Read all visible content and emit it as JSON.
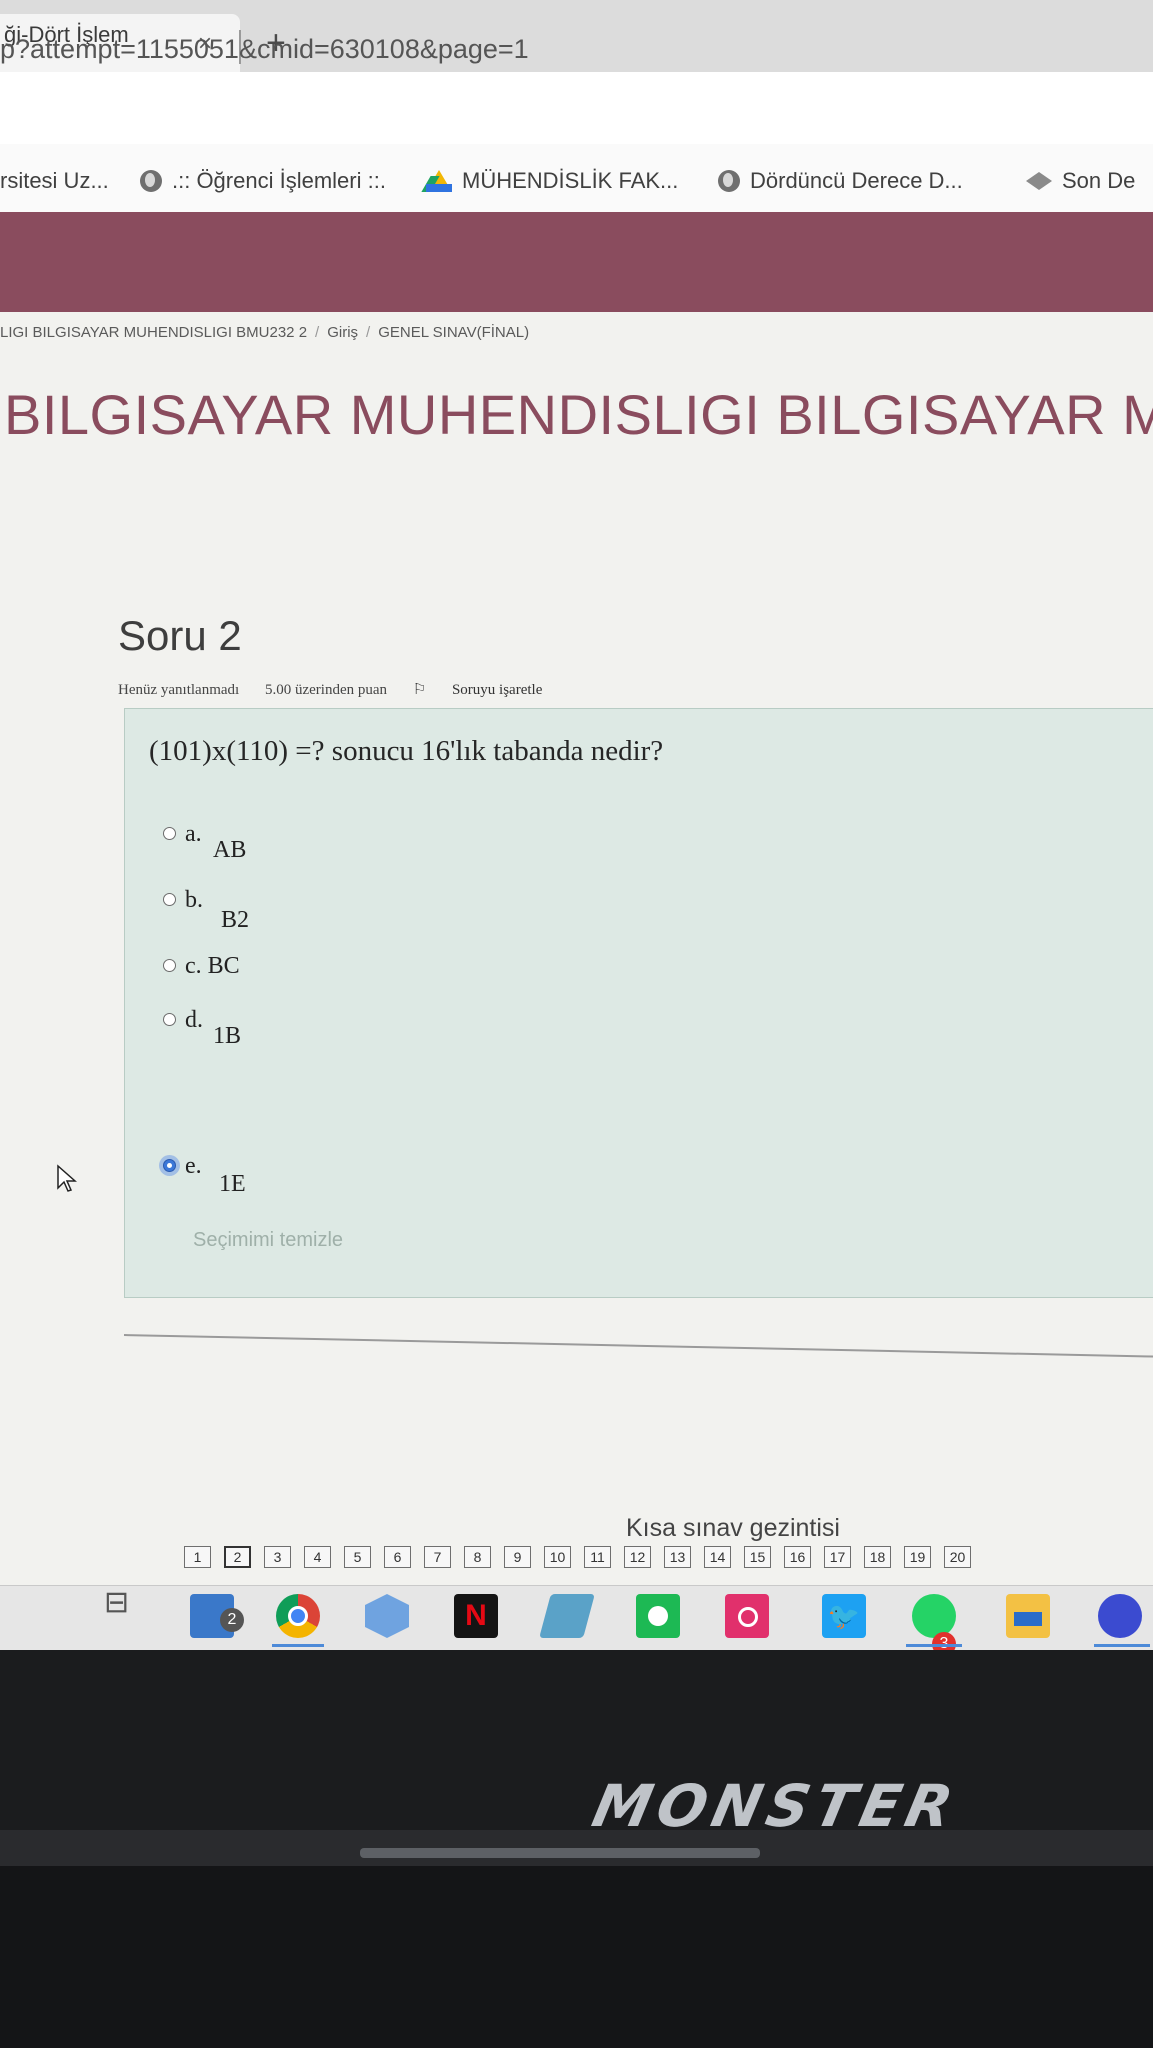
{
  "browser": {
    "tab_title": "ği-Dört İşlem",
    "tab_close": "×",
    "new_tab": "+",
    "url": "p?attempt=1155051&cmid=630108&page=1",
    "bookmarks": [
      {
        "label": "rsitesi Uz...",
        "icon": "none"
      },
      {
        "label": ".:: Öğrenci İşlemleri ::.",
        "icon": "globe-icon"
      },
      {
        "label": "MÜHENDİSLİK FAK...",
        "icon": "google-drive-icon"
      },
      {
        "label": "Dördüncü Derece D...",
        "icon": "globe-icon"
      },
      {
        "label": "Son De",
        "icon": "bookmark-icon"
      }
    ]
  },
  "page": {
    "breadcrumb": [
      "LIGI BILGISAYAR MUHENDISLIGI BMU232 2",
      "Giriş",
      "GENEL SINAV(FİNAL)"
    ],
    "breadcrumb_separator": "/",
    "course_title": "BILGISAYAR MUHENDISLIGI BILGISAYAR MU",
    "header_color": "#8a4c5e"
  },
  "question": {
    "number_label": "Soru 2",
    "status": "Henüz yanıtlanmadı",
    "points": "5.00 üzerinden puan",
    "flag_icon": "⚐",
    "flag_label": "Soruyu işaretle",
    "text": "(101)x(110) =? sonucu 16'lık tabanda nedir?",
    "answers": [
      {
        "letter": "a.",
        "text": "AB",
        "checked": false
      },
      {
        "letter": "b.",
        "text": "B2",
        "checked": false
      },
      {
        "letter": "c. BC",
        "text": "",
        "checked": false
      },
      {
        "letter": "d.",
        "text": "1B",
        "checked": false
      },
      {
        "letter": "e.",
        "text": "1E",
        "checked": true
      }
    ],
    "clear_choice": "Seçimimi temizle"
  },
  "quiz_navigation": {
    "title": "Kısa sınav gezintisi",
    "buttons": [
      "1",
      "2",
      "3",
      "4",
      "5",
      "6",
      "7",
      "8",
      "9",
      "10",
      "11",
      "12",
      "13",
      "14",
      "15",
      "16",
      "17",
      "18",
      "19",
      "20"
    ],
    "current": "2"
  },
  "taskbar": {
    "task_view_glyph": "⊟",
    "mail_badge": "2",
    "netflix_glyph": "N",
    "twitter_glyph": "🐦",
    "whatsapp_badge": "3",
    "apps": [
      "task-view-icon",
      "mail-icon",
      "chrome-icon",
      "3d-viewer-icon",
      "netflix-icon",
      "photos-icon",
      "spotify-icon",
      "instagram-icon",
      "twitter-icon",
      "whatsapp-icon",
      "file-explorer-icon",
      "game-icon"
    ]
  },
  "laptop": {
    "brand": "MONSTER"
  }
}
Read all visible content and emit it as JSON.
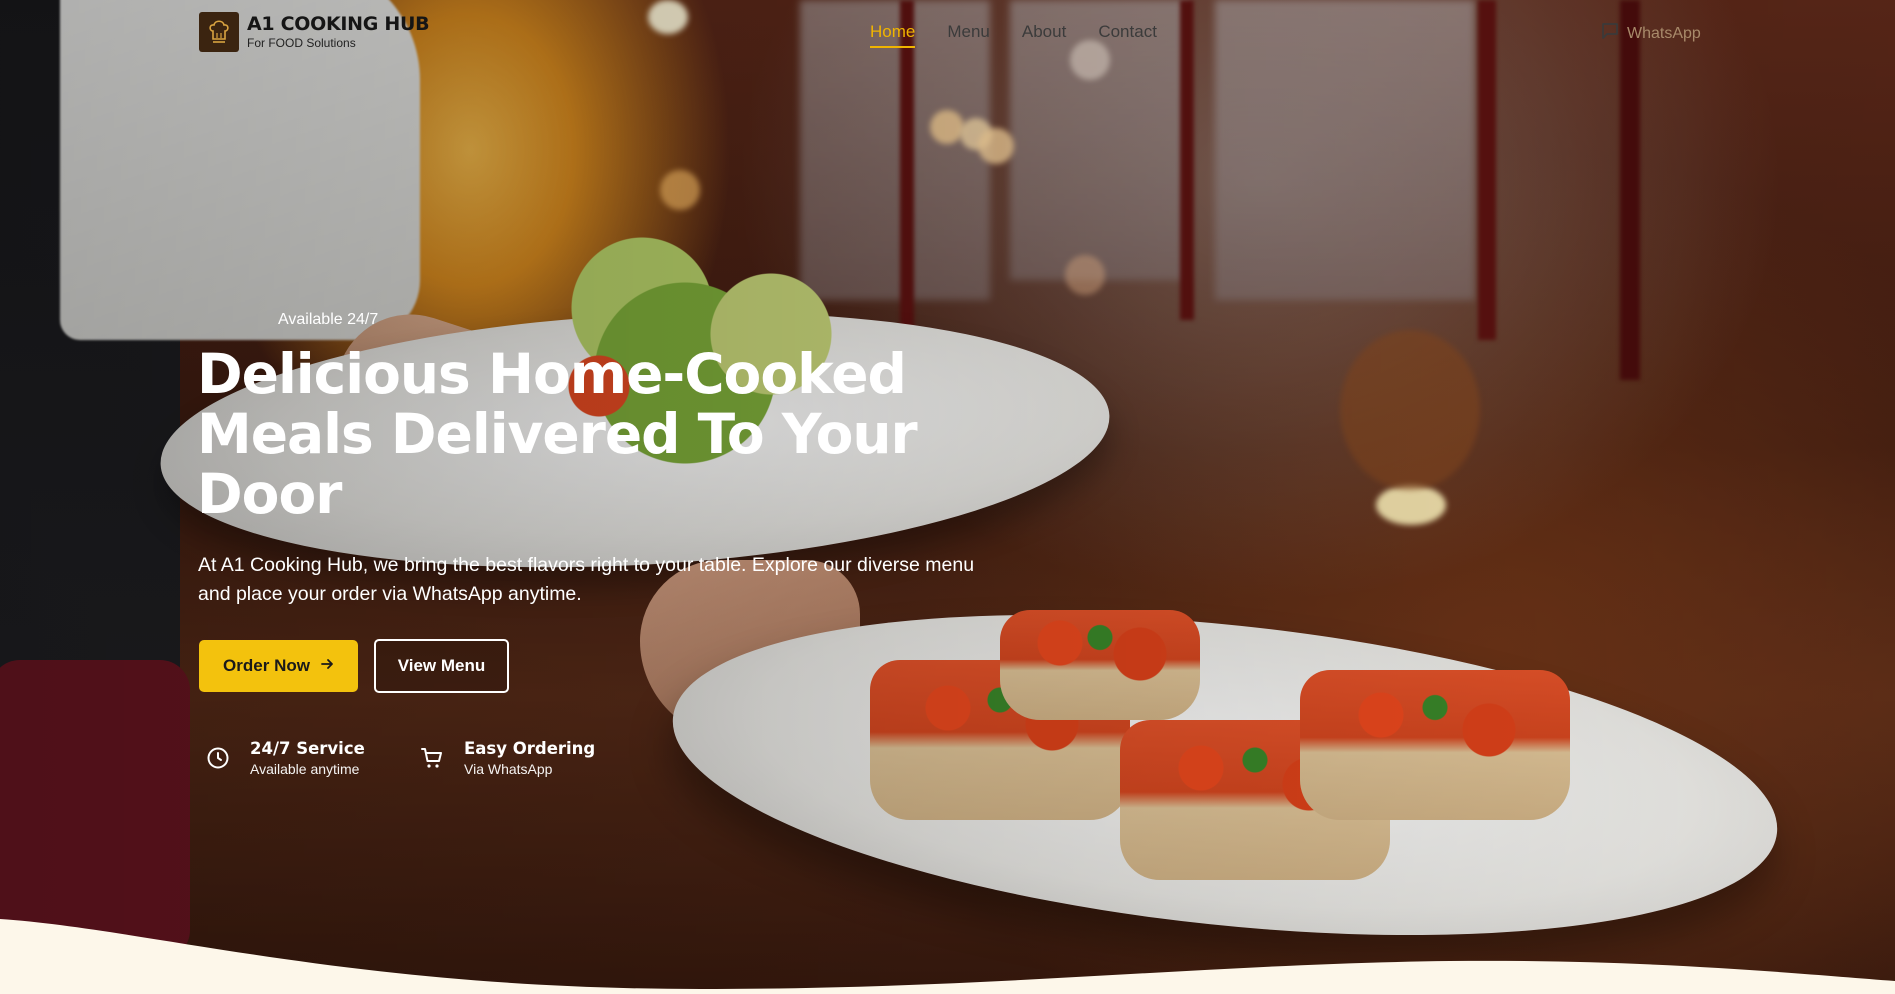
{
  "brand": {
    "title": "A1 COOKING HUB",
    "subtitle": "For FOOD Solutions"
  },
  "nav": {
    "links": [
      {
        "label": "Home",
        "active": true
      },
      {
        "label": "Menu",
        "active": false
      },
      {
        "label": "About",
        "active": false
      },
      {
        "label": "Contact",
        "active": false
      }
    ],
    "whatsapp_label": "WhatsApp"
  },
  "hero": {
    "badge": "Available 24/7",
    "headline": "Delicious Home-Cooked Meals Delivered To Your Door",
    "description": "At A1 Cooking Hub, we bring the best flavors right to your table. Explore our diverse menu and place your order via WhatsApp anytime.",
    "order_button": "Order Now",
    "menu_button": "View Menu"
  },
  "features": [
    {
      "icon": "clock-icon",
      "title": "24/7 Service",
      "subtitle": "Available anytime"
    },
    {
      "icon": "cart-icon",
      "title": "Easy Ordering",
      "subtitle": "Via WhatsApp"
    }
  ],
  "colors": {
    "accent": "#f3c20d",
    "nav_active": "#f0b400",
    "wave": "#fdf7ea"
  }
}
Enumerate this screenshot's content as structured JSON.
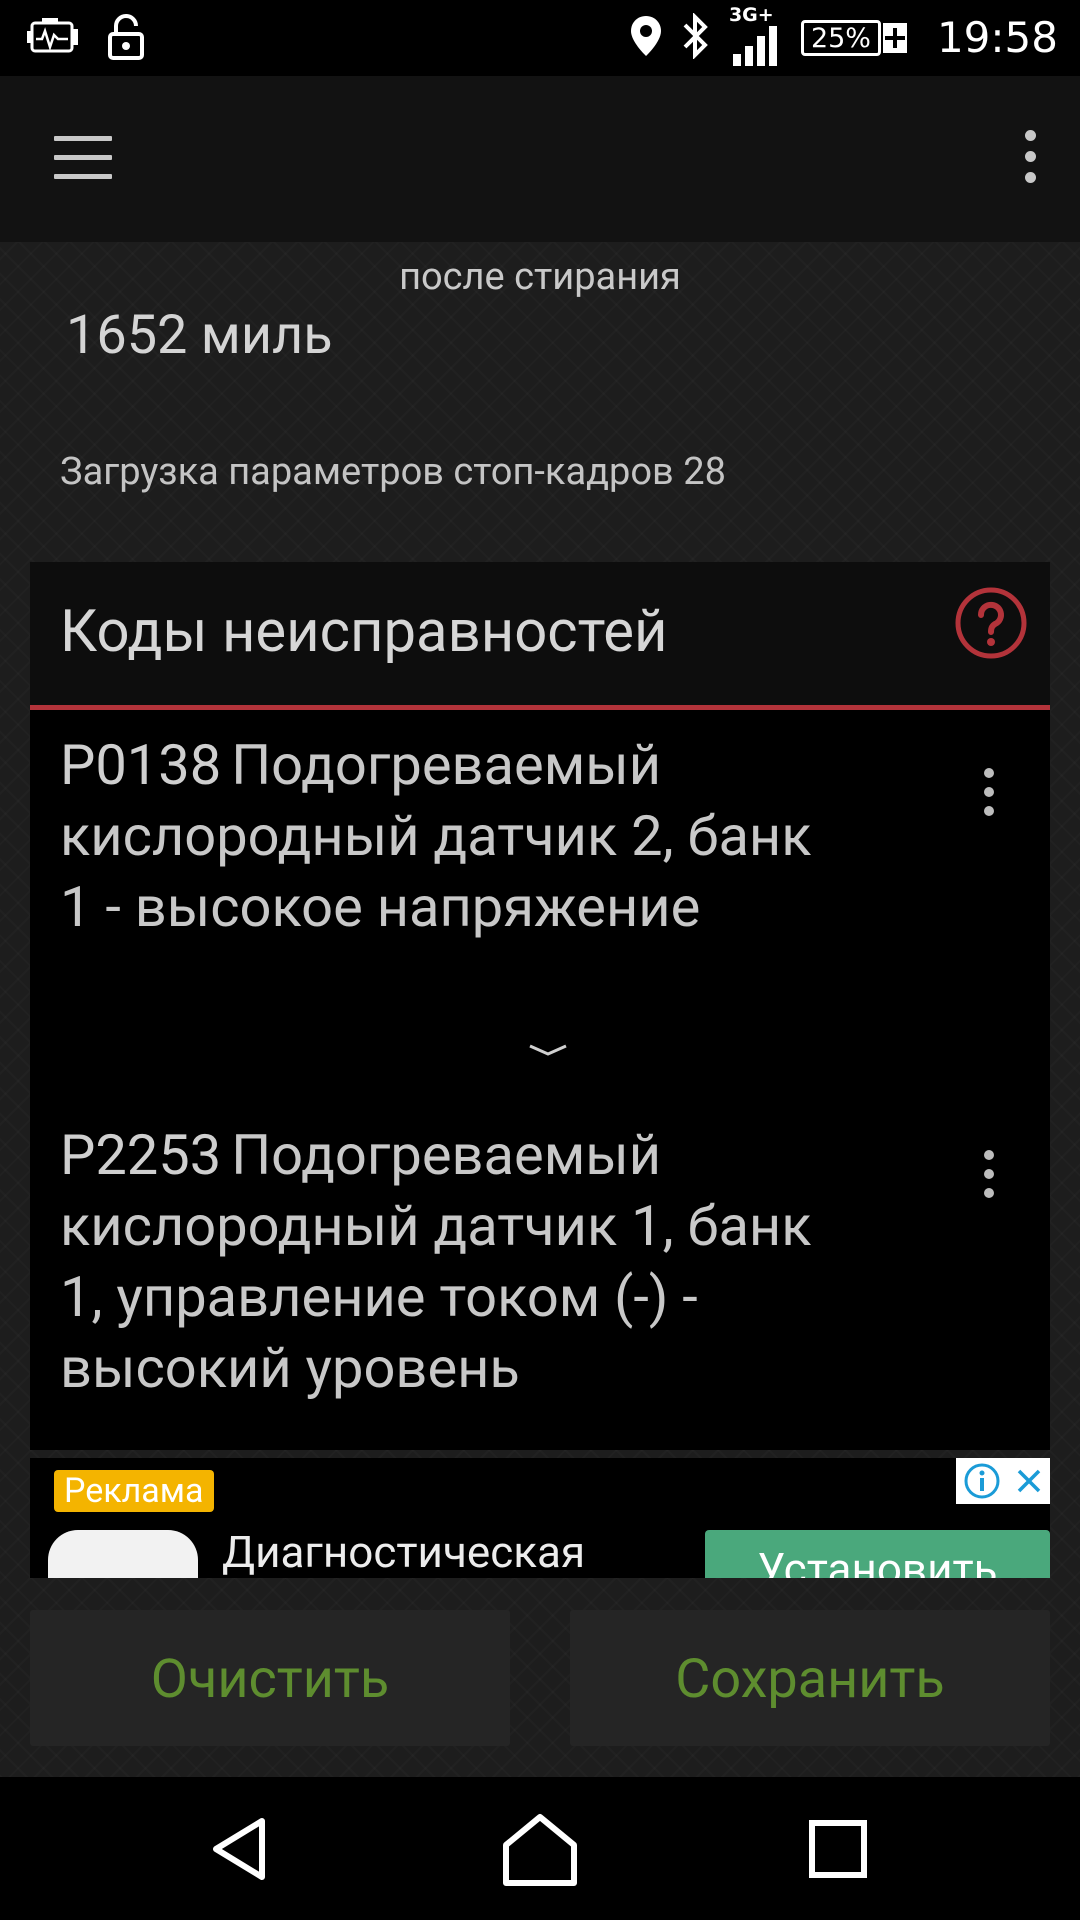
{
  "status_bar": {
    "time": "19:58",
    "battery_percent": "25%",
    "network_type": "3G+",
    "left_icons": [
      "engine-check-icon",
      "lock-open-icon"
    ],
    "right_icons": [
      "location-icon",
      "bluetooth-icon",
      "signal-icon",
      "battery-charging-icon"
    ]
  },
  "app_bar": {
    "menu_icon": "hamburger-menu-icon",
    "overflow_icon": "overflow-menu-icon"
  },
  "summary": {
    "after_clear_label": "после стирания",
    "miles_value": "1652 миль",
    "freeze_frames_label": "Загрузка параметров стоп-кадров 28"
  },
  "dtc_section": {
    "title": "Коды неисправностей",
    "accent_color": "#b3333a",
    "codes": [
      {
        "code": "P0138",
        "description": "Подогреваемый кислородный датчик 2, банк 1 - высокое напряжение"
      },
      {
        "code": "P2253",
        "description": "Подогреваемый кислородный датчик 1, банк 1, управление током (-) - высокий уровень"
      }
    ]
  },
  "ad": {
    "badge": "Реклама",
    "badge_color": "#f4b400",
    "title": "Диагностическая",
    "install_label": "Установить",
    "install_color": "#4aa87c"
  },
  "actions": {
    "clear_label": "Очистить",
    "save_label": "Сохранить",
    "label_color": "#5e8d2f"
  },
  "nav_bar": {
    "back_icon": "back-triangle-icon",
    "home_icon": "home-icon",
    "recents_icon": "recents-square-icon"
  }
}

***

**REQUIREMENTS**
Without the pictures, write out every entry precisely as it appears.

**WRITTEN ANSWER**
Read all visible content and emit it as JSON.
{
  "browser": {
    "tab_title": "ği-Dört İşlem",
    "tab_close": "×",
    "new_tab": "+",
    "url": "p?attempt=1155051&cmid=630108&page=1",
    "bookmarks": [
      {
        "label": "rsitesi Uz...",
        "icon": "none"
      },
      {
        "label": ".:: Öğrenci İşlemleri ::.",
        "icon": "globe-icon"
      },
      {
        "label": "MÜHENDİSLİK FAK...",
        "icon": "google-drive-icon"
      },
      {
        "label": "Dördüncü Derece D...",
        "icon": "globe-icon"
      },
      {
        "label": "Son De",
        "icon": "bookmark-icon"
      }
    ]
  },
  "page": {
    "breadcrumb": [
      "LIGI BILGISAYAR MUHENDISLIGI BMU232 2",
      "Giriş",
      "GENEL SINAV(FİNAL)"
    ],
    "breadcrumb_separator": "/",
    "course_title": "BILGISAYAR MUHENDISLIGI BILGISAYAR MU",
    "header_color": "#8a4c5e"
  },
  "question": {
    "number_label": "Soru 2",
    "status": "Henüz yanıtlanmadı",
    "points": "5.00 üzerinden puan",
    "flag_icon": "⚐",
    "flag_label": "Soruyu işaretle",
    "text": "(101)x(110) =? sonucu 16'lık tabanda nedir?",
    "answers": [
      {
        "letter": "a.",
        "text": "AB",
        "checked": false
      },
      {
        "letter": "b.",
        "text": "B2",
        "checked": false
      },
      {
        "letter": "c. BC",
        "text": "",
        "checked": false
      },
      {
        "letter": "d.",
        "text": "1B",
        "checked": false
      },
      {
        "letter": "e.",
        "text": "1E",
        "checked": true
      }
    ],
    "clear_choice": "Seçimimi temizle"
  },
  "quiz_navigation": {
    "title": "Kısa sınav gezintisi",
    "buttons": [
      "1",
      "2",
      "3",
      "4",
      "5",
      "6",
      "7",
      "8",
      "9",
      "10",
      "11",
      "12",
      "13",
      "14",
      "15",
      "16",
      "17",
      "18",
      "19",
      "20"
    ],
    "current": "2"
  },
  "taskbar": {
    "task_view_glyph": "⊟",
    "mail_badge": "2",
    "netflix_glyph": "N",
    "twitter_glyph": "🐦",
    "whatsapp_badge": "3",
    "apps": [
      "task-view-icon",
      "mail-icon",
      "chrome-icon",
      "3d-viewer-icon",
      "netflix-icon",
      "photos-icon",
      "spotify-icon",
      "instagram-icon",
      "twitter-icon",
      "whatsapp-icon",
      "file-explorer-icon",
      "game-icon"
    ]
  },
  "laptop": {
    "brand": "MONSTER"
  }
}
Read all visible content and emit it as JSON.
{
  "brand": {
    "title": "A1 COOKING HUB",
    "subtitle": "For FOOD Solutions"
  },
  "nav": {
    "links": [
      {
        "label": "Home",
        "active": true
      },
      {
        "label": "Menu",
        "active": false
      },
      {
        "label": "About",
        "active": false
      },
      {
        "label": "Contact",
        "active": false
      }
    ],
    "whatsapp_label": "WhatsApp"
  },
  "hero": {
    "badge": "Available 24/7",
    "headline": "Delicious Home-Cooked Meals Delivered To Your Door",
    "description": "At A1 Cooking Hub, we bring the best flavors right to your table. Explore our diverse menu and place your order via WhatsApp anytime.",
    "order_button": "Order Now",
    "menu_button": "View Menu"
  },
  "features": [
    {
      "icon": "clock-icon",
      "title": "24/7 Service",
      "subtitle": "Available anytime"
    },
    {
      "icon": "cart-icon",
      "title": "Easy Ordering",
      "subtitle": "Via WhatsApp"
    }
  ],
  "colors": {
    "accent": "#f3c20d",
    "nav_active": "#f0b400",
    "wave": "#fdf7ea"
  }
}
Enumerate this screenshot's content as structured JSON.
{
  "status_bar": {
    "time": "19:58",
    "battery_percent": "25%",
    "network_type": "3G+",
    "left_icons": [
      "engine-check-icon",
      "lock-open-icon"
    ],
    "right_icons": [
      "location-icon",
      "bluetooth-icon",
      "signal-icon",
      "battery-charging-icon"
    ]
  },
  "app_bar": {
    "menu_icon": "hamburger-menu-icon",
    "overflow_icon": "overflow-menu-icon"
  },
  "summary": {
    "after_clear_label": "после стирания",
    "miles_value": "1652 миль",
    "freeze_frames_label": "Загрузка параметров стоп-кадров 28"
  },
  "dtc_section": {
    "title": "Коды неисправностей",
    "accent_color": "#b3333a",
    "codes": [
      {
        "code": "P0138",
        "description": "Подогреваемый кислородный датчик 2, банк 1 - высокое напряжение"
      },
      {
        "code": "P2253",
        "description": "Подогреваемый кислородный датчик 1, банк 1, управление током (-) - высокий уровень"
      }
    ]
  },
  "ad": {
    "badge": "Реклама",
    "badge_color": "#f4b400",
    "title": "Диагностическая",
    "install_label": "Установить",
    "install_color": "#4aa87c"
  },
  "actions": {
    "clear_label": "Очистить",
    "save_label": "Сохранить",
    "label_color": "#5e8d2f"
  },
  "nav_bar": {
    "back_icon": "back-triangle-icon",
    "home_icon": "home-icon",
    "recents_icon": "recents-square-icon"
  }
}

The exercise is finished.